Records for this task:
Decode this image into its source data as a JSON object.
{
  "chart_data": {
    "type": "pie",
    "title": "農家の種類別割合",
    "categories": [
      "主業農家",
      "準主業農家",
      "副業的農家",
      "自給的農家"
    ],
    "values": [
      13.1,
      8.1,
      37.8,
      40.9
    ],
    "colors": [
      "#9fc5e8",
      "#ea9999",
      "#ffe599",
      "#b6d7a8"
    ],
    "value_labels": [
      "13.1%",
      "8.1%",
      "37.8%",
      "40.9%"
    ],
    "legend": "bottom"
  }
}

Request:
Write out the records shown above, exactly as they appear.

Reply:
Decode this image into its source data as a JSON object.
{
  "chart_data": {
    "type": "pie",
    "title": "農家の種類別割合",
    "categories": [
      "主業農家",
      "準主業農家",
      "副業的農家",
      "自給的農家"
    ],
    "values": [
      13.1,
      8.1,
      37.8,
      40.9
    ],
    "colors": [
      "#9fc5e8",
      "#ea9999",
      "#ffe599",
      "#b6d7a8"
    ],
    "value_labels": [
      "13.1%",
      "8.1%",
      "37.8%",
      "40.9%"
    ],
    "legend": "bottom"
  }
}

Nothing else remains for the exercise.